Records from a collection of figures:
☆ ☆ ☆ ☆

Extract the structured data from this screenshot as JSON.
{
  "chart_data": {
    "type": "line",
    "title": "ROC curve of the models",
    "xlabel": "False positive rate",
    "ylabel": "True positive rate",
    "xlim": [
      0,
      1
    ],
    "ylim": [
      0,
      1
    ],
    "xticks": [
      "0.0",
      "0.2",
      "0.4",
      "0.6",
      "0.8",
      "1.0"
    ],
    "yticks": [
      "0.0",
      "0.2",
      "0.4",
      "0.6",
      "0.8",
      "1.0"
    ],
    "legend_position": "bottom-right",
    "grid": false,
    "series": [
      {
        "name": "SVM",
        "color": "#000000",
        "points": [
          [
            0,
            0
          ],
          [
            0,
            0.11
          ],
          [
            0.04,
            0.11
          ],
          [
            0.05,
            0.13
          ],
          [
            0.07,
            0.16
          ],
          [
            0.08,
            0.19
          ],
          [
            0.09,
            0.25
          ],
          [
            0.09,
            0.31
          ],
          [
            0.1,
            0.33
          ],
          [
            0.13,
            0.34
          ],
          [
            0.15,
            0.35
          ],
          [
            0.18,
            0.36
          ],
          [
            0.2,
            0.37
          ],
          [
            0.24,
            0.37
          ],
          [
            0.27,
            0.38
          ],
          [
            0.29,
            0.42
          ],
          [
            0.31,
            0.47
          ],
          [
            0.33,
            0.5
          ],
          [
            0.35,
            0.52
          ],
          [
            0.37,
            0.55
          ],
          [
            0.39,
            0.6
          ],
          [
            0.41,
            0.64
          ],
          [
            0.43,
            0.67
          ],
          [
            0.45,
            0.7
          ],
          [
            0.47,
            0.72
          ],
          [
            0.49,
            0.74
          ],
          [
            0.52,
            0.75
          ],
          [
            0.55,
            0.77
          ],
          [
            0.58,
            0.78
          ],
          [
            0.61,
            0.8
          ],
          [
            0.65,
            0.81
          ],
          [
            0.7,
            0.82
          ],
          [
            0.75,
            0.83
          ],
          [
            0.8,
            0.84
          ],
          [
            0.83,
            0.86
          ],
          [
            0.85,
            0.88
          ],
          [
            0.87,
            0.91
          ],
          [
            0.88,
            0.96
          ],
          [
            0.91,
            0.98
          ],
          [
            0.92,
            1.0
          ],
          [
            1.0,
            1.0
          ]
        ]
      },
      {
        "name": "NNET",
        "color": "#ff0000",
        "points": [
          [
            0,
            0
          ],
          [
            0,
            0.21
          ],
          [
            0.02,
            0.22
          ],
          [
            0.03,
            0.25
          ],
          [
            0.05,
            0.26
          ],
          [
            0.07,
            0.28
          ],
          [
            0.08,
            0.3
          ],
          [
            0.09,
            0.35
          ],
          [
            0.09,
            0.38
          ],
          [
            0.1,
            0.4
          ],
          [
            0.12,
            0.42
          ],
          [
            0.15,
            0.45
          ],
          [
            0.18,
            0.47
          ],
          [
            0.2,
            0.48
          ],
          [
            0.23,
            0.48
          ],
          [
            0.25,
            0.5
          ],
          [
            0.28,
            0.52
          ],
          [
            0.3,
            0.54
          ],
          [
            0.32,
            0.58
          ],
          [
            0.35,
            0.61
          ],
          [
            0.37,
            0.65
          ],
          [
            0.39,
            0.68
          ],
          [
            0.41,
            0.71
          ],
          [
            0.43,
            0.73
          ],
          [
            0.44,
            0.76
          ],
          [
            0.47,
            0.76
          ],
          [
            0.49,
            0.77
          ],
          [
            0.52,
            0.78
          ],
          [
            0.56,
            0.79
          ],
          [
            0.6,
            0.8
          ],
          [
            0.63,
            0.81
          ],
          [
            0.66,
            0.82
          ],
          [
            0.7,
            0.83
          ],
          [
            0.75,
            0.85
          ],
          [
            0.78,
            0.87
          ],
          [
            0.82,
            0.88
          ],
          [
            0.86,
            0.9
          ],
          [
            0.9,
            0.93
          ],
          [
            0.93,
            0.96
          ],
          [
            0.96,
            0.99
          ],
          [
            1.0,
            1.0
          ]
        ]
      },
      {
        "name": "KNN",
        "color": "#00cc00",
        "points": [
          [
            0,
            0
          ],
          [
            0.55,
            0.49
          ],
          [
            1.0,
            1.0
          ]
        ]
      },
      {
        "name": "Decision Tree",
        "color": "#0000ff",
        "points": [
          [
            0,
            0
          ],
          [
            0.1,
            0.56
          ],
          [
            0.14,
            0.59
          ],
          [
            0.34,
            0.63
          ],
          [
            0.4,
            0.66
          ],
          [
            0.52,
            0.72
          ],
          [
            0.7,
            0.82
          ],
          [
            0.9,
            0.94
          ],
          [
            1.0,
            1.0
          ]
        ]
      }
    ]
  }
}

☆ ☆ ☆ ☆

= Set problem =
Output all of the data above without any alteration.

= Solution below =
Extract the structured data from this screenshot as JSON.
{
  "chart_data": {
    "type": "line",
    "title": "ROC curve of the models",
    "xlabel": "False positive rate",
    "ylabel": "True positive rate",
    "xlim": [
      0,
      1
    ],
    "ylim": [
      0,
      1
    ],
    "xticks": [
      "0.0",
      "0.2",
      "0.4",
      "0.6",
      "0.8",
      "1.0"
    ],
    "yticks": [
      "0.0",
      "0.2",
      "0.4",
      "0.6",
      "0.8",
      "1.0"
    ],
    "legend_position": "bottom-right",
    "grid": false,
    "series": [
      {
        "name": "SVM",
        "color": "#000000",
        "points": [
          [
            0,
            0
          ],
          [
            0,
            0.11
          ],
          [
            0.04,
            0.11
          ],
          [
            0.05,
            0.13
          ],
          [
            0.07,
            0.16
          ],
          [
            0.08,
            0.19
          ],
          [
            0.09,
            0.25
          ],
          [
            0.09,
            0.31
          ],
          [
            0.1,
            0.33
          ],
          [
            0.13,
            0.34
          ],
          [
            0.15,
            0.35
          ],
          [
            0.18,
            0.36
          ],
          [
            0.2,
            0.37
          ],
          [
            0.24,
            0.37
          ],
          [
            0.27,
            0.38
          ],
          [
            0.29,
            0.42
          ],
          [
            0.31,
            0.47
          ],
          [
            0.33,
            0.5
          ],
          [
            0.35,
            0.52
          ],
          [
            0.37,
            0.55
          ],
          [
            0.39,
            0.6
          ],
          [
            0.41,
            0.64
          ],
          [
            0.43,
            0.67
          ],
          [
            0.45,
            0.7
          ],
          [
            0.47,
            0.72
          ],
          [
            0.49,
            0.74
          ],
          [
            0.52,
            0.75
          ],
          [
            0.55,
            0.77
          ],
          [
            0.58,
            0.78
          ],
          [
            0.61,
            0.8
          ],
          [
            0.65,
            0.81
          ],
          [
            0.7,
            0.82
          ],
          [
            0.75,
            0.83
          ],
          [
            0.8,
            0.84
          ],
          [
            0.83,
            0.86
          ],
          [
            0.85,
            0.88
          ],
          [
            0.87,
            0.91
          ],
          [
            0.88,
            0.96
          ],
          [
            0.91,
            0.98
          ],
          [
            0.92,
            1.0
          ],
          [
            1.0,
            1.0
          ]
        ]
      },
      {
        "name": "NNET",
        "color": "#ff0000",
        "points": [
          [
            0,
            0
          ],
          [
            0,
            0.21
          ],
          [
            0.02,
            0.22
          ],
          [
            0.03,
            0.25
          ],
          [
            0.05,
            0.26
          ],
          [
            0.07,
            0.28
          ],
          [
            0.08,
            0.3
          ],
          [
            0.09,
            0.35
          ],
          [
            0.09,
            0.38
          ],
          [
            0.1,
            0.4
          ],
          [
            0.12,
            0.42
          ],
          [
            0.15,
            0.45
          ],
          [
            0.18,
            0.47
          ],
          [
            0.2,
            0.48
          ],
          [
            0.23,
            0.48
          ],
          [
            0.25,
            0.5
          ],
          [
            0.28,
            0.52
          ],
          [
            0.3,
            0.54
          ],
          [
            0.32,
            0.58
          ],
          [
            0.35,
            0.61
          ],
          [
            0.37,
            0.65
          ],
          [
            0.39,
            0.68
          ],
          [
            0.41,
            0.71
          ],
          [
            0.43,
            0.73
          ],
          [
            0.44,
            0.76
          ],
          [
            0.47,
            0.76
          ],
          [
            0.49,
            0.77
          ],
          [
            0.52,
            0.78
          ],
          [
            0.56,
            0.79
          ],
          [
            0.6,
            0.8
          ],
          [
            0.63,
            0.81
          ],
          [
            0.66,
            0.82
          ],
          [
            0.7,
            0.83
          ],
          [
            0.75,
            0.85
          ],
          [
            0.78,
            0.87
          ],
          [
            0.82,
            0.88
          ],
          [
            0.86,
            0.9
          ],
          [
            0.9,
            0.93
          ],
          [
            0.93,
            0.96
          ],
          [
            0.96,
            0.99
          ],
          [
            1.0,
            1.0
          ]
        ]
      },
      {
        "name": "KNN",
        "color": "#00cc00",
        "points": [
          [
            0,
            0
          ],
          [
            0.55,
            0.49
          ],
          [
            1.0,
            1.0
          ]
        ]
      },
      {
        "name": "Decision Tree",
        "color": "#0000ff",
        "points": [
          [
            0,
            0
          ],
          [
            0.1,
            0.56
          ],
          [
            0.14,
            0.59
          ],
          [
            0.34,
            0.63
          ],
          [
            0.4,
            0.66
          ],
          [
            0.52,
            0.72
          ],
          [
            0.7,
            0.82
          ],
          [
            0.9,
            0.94
          ],
          [
            1.0,
            1.0
          ]
        ]
      }
    ]
  }
}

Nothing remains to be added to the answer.